Instruction »
Exclude the pictures, then copy all remaining records exactly.

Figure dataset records
============

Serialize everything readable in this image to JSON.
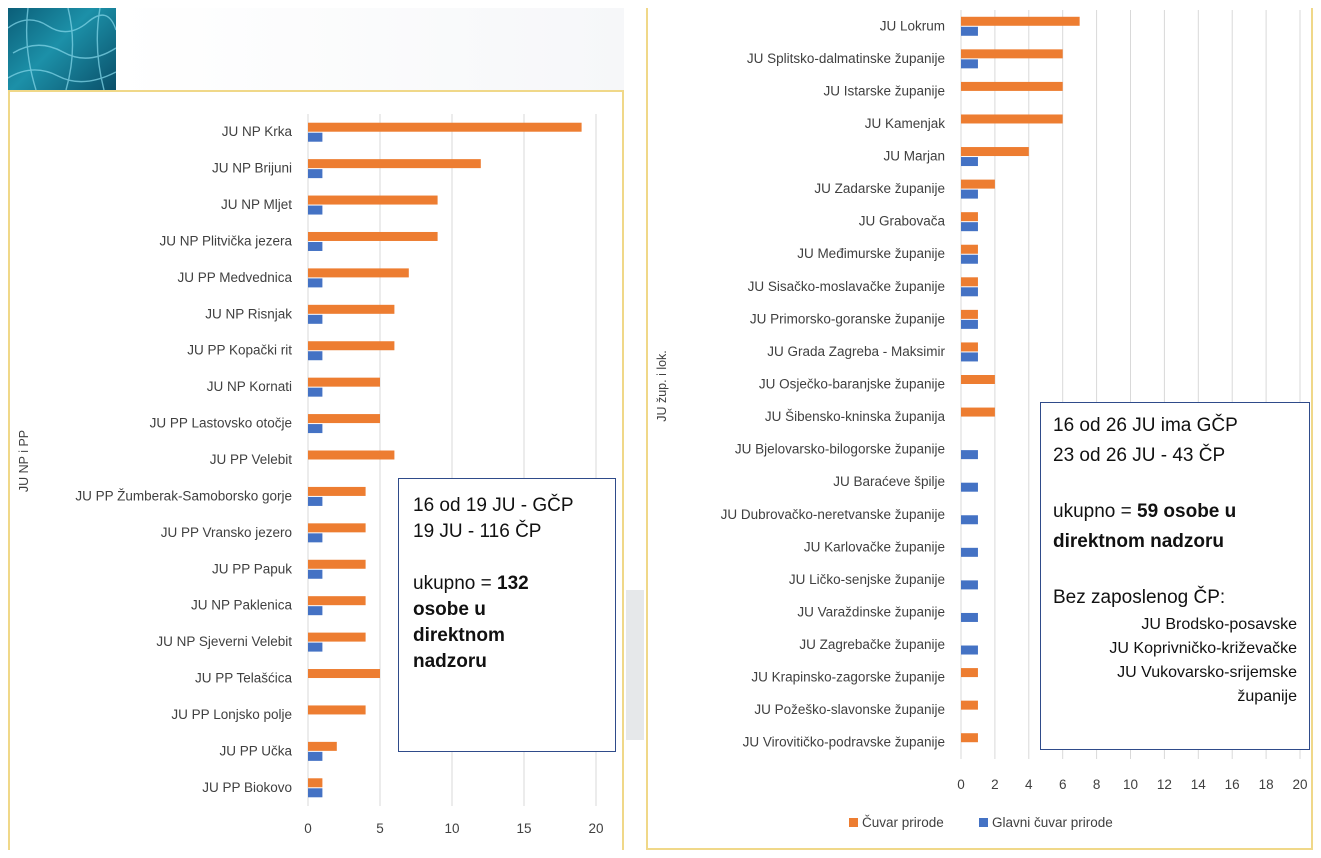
{
  "colors": {
    "cuvar": "#ed7d31",
    "glavni": "#4472c4",
    "grid": "#d9d9d9"
  },
  "charts": {
    "left": {
      "ylabel": "JU NP i PP",
      "xticks": [
        "0",
        "5",
        "10",
        "15",
        "20"
      ],
      "note": {
        "line1": "16 od 19 JU - GČP",
        "line2": "19 JU - 116 ČP",
        "line3_prefix": "ukupno = ",
        "line3_bold": "132",
        "line4": "osobe u",
        "line5": "direktnom",
        "line6": "nadzoru"
      }
    },
    "right": {
      "ylabel": "JU žup. i lok.",
      "xticks": [
        "0",
        "2",
        "4",
        "6",
        "8",
        "10",
        "12",
        "14",
        "16",
        "18",
        "20"
      ],
      "legend": {
        "cuvar": "Čuvar prirode",
        "glavni": "Glavni čuvar prirode"
      },
      "note": {
        "line1": "16 od 26 JU ima GČP",
        "line2": "23 od 26 JU - 43 ČP",
        "line3_prefix": "ukupno = ",
        "line3_bold": "59 osobe u",
        "line4": "direktnom nadzoru",
        "line5": "Bez zaposlenog ČP:",
        "line6": "JU Brodsko-posavske",
        "line7": "JU Koprivničko-križevačke",
        "line8": "JU Vukovarsko-srijemske",
        "line9": "županije"
      }
    }
  },
  "chart_data": [
    {
      "type": "bar",
      "orientation": "horizontal",
      "title": "",
      "xlabel": "",
      "ylabel": "JU NP i PP",
      "xlim": [
        0,
        20
      ],
      "grid": true,
      "categories": [
        "JU NP Krka",
        "JU NP Brijuni",
        "JU NP Mljet",
        "JU NP Plitvička jezera",
        "JU PP Medvednica",
        "JU NP Risnjak",
        "JU PP Kopački rit",
        "JU NP Kornati",
        "JU PP Lastovsko otočje",
        "JU PP Velebit",
        "JU PP Žumberak-Samoborsko gorje",
        "JU PP Vransko jezero",
        "JU PP Papuk",
        "JU NP Paklenica",
        "JU NP Sjeverni Velebit",
        "JU PP Telašćica",
        "JU PP Lonjsko polje",
        "JU PP Učka",
        "JU PP Biokovo"
      ],
      "series": [
        {
          "name": "Čuvar prirode",
          "values": [
            19,
            12,
            9,
            9,
            7,
            6,
            6,
            5,
            5,
            6,
            4,
            4,
            4,
            4,
            4,
            5,
            4,
            2,
            1
          ]
        },
        {
          "name": "Glavni čuvar prirode",
          "values": [
            1,
            1,
            1,
            1,
            1,
            1,
            1,
            1,
            1,
            0,
            1,
            1,
            1,
            1,
            1,
            0,
            0,
            1,
            1
          ]
        }
      ]
    },
    {
      "type": "bar",
      "orientation": "horizontal",
      "title": "",
      "xlabel": "",
      "ylabel": "JU žup. i lok.",
      "xlim": [
        0,
        20
      ],
      "grid": true,
      "legend": "bottom",
      "categories": [
        "JU Lokrum",
        "JU Splitsko-dalmatinske županije",
        "JU Istarske županije",
        "JU Kamenjak",
        "JU Marjan",
        "JU Zadarske županije",
        "JU Grabovača",
        "JU Međimurske županije",
        "JU Sisačko-moslavačke županije",
        "JU Primorsko-goranske županije",
        "JU Grada Zagreba - Maksimir",
        "JU Osječko-baranjske županije",
        "JU Šibensko-kninska županija",
        "JU Bjelovarsko-bilogorske županije",
        "JU Baraćeve špilje",
        "JU Dubrovačko-neretvanske županije",
        "JU Karlovačke županije",
        "JU Ličko-senjske županije",
        "JU Varaždinske županije",
        "JU Zagrebačke županije",
        "JU Krapinsko-zagorske županije",
        "JU Požeško-slavonske županije",
        "JU Virovitičko-podravske županije"
      ],
      "series": [
        {
          "name": "Čuvar prirode",
          "values": [
            7,
            6,
            6,
            6,
            4,
            2,
            1,
            1,
            1,
            1,
            1,
            2,
            2,
            0,
            0,
            0,
            0,
            0,
            0,
            0,
            1,
            1,
            1
          ]
        },
        {
          "name": "Glavni čuvar prirode",
          "values": [
            1,
            1,
            0,
            0,
            1,
            1,
            1,
            1,
            1,
            1,
            1,
            0,
            0,
            1,
            1,
            1,
            1,
            1,
            1,
            1,
            0,
            0,
            0
          ]
        }
      ]
    }
  ]
}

============

Exercise result »
Serialize everything readable in this image to JSON.
{
  "colors": {
    "cuvar": "#ed7d31",
    "glavni": "#4472c4",
    "grid": "#d9d9d9"
  },
  "charts": {
    "left": {
      "ylabel": "JU NP i PP",
      "xticks": [
        "0",
        "5",
        "10",
        "15",
        "20"
      ],
      "note": {
        "line1": "16 od 19 JU - GČP",
        "line2": "19 JU - 116 ČP",
        "line3_prefix": "ukupno = ",
        "line3_bold": "132",
        "line4": "osobe u",
        "line5": "direktnom",
        "line6": "nadzoru"
      }
    },
    "right": {
      "ylabel": "JU žup. i lok.",
      "xticks": [
        "0",
        "2",
        "4",
        "6",
        "8",
        "10",
        "12",
        "14",
        "16",
        "18",
        "20"
      ],
      "legend": {
        "cuvar": "Čuvar prirode",
        "glavni": "Glavni čuvar prirode"
      },
      "note": {
        "line1": "16 od 26 JU ima GČP",
        "line2": "23 od 26 JU - 43 ČP",
        "line3_prefix": "ukupno = ",
        "line3_bold": "59 osobe u",
        "line4": "direktnom nadzoru",
        "line5": "Bez zaposlenog ČP:",
        "line6": "JU Brodsko-posavske",
        "line7": "JU Koprivničko-križevačke",
        "line8": "JU Vukovarsko-srijemske",
        "line9": "županije"
      }
    }
  },
  "chart_data": [
    {
      "type": "bar",
      "orientation": "horizontal",
      "title": "",
      "xlabel": "",
      "ylabel": "JU NP i PP",
      "xlim": [
        0,
        20
      ],
      "grid": true,
      "categories": [
        "JU NP Krka",
        "JU NP Brijuni",
        "JU NP Mljet",
        "JU NP Plitvička jezera",
        "JU PP Medvednica",
        "JU NP Risnjak",
        "JU PP Kopački rit",
        "JU NP Kornati",
        "JU PP Lastovsko otočje",
        "JU PP Velebit",
        "JU PP Žumberak-Samoborsko gorje",
        "JU PP Vransko jezero",
        "JU PP Papuk",
        "JU NP Paklenica",
        "JU NP Sjeverni Velebit",
        "JU PP Telašćica",
        "JU PP Lonjsko polje",
        "JU PP Učka",
        "JU PP Biokovo"
      ],
      "series": [
        {
          "name": "Čuvar prirode",
          "values": [
            19,
            12,
            9,
            9,
            7,
            6,
            6,
            5,
            5,
            6,
            4,
            4,
            4,
            4,
            4,
            5,
            4,
            2,
            1
          ]
        },
        {
          "name": "Glavni čuvar prirode",
          "values": [
            1,
            1,
            1,
            1,
            1,
            1,
            1,
            1,
            1,
            0,
            1,
            1,
            1,
            1,
            1,
            0,
            0,
            1,
            1
          ]
        }
      ]
    },
    {
      "type": "bar",
      "orientation": "horizontal",
      "title": "",
      "xlabel": "",
      "ylabel": "JU žup. i lok.",
      "xlim": [
        0,
        20
      ],
      "grid": true,
      "legend": "bottom",
      "categories": [
        "JU Lokrum",
        "JU Splitsko-dalmatinske županije",
        "JU Istarske županije",
        "JU Kamenjak",
        "JU Marjan",
        "JU Zadarske županije",
        "JU Grabovača",
        "JU Međimurske županije",
        "JU Sisačko-moslavačke županije",
        "JU Primorsko-goranske županije",
        "JU Grada Zagreba - Maksimir",
        "JU Osječko-baranjske županije",
        "JU Šibensko-kninska županija",
        "JU Bjelovarsko-bilogorske županije",
        "JU Baraćeve špilje",
        "JU Dubrovačko-neretvanske županije",
        "JU Karlovačke županije",
        "JU Ličko-senjske županije",
        "JU Varaždinske županije",
        "JU Zagrebačke županije",
        "JU Krapinsko-zagorske županije",
        "JU Požeško-slavonske županije",
        "JU Virovitičko-podravske županije"
      ],
      "series": [
        {
          "name": "Čuvar prirode",
          "values": [
            7,
            6,
            6,
            6,
            4,
            2,
            1,
            1,
            1,
            1,
            1,
            2,
            2,
            0,
            0,
            0,
            0,
            0,
            0,
            0,
            1,
            1,
            1
          ]
        },
        {
          "name": "Glavni čuvar prirode",
          "values": [
            1,
            1,
            0,
            0,
            1,
            1,
            1,
            1,
            1,
            1,
            1,
            0,
            0,
            1,
            1,
            1,
            1,
            1,
            1,
            1,
            0,
            0,
            0
          ]
        }
      ]
    }
  ]
}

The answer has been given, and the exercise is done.